++++ The input

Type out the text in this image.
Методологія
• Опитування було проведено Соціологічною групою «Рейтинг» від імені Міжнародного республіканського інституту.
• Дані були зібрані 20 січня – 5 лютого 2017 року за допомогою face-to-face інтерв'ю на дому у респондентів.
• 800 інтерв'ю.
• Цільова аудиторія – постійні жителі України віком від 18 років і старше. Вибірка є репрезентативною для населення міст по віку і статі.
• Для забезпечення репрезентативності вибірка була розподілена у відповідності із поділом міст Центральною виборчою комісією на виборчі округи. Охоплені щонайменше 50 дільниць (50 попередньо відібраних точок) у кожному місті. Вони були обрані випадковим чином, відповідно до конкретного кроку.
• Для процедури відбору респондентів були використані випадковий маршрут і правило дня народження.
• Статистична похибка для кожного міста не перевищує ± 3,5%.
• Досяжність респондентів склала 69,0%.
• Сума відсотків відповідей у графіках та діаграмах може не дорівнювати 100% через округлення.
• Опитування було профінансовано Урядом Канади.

++++++++

Brief:
Report the number of lines in the listing above that include the word "респондентів", and nothing else.

Answer to the exercise:
3